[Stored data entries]
******

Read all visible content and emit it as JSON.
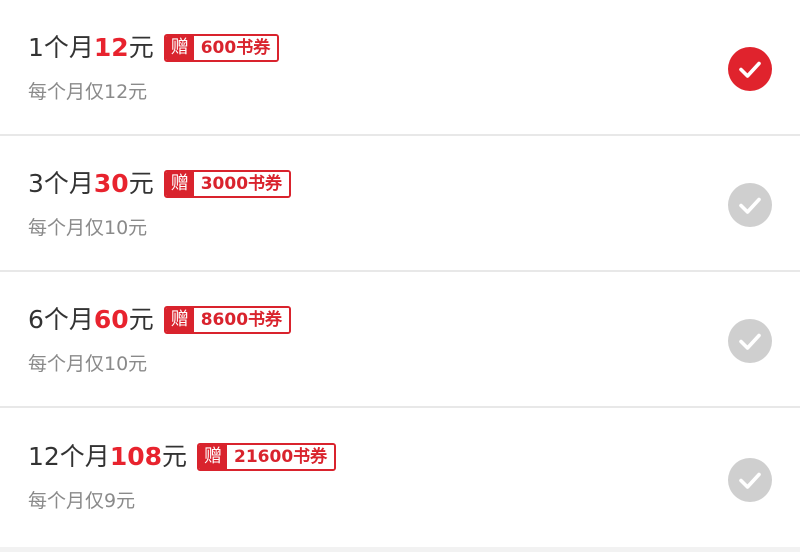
{
  "plans": [
    {
      "period": "1个月",
      "price": "12",
      "unit": "元",
      "gift_tag": "赠",
      "gift_amount": "600书券",
      "monthly": "每个月仅12元",
      "selected": true
    },
    {
      "period": "3个月",
      "price": "30",
      "unit": "元",
      "gift_tag": "赠",
      "gift_amount": "3000书券",
      "monthly": "每个月仅10元",
      "selected": false
    },
    {
      "period": "6个月",
      "price": "60",
      "unit": "元",
      "gift_tag": "赠",
      "gift_amount": "8600书券",
      "monthly": "每个月仅10元",
      "selected": false
    },
    {
      "period": "12个月",
      "price": "108",
      "unit": "元",
      "gift_tag": "赠",
      "gift_amount": "21600书券",
      "monthly": "每个月仅9元",
      "selected": false
    }
  ],
  "colors": {
    "accent": "#e8232e",
    "badge": "#d9232d",
    "check_selected": "#e0232d",
    "check_unselected": "#cfcfcf"
  },
  "icons": {
    "check": "checkmark-circle-icon"
  }
}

******

> _Goal of the exercise_: Copy every line that includes the string "period" from the material above.

> _Solution for this exercise_:
      "period": "1个月",
      "period": "3个月",
      "period": "6个月",
      "period": "12个月",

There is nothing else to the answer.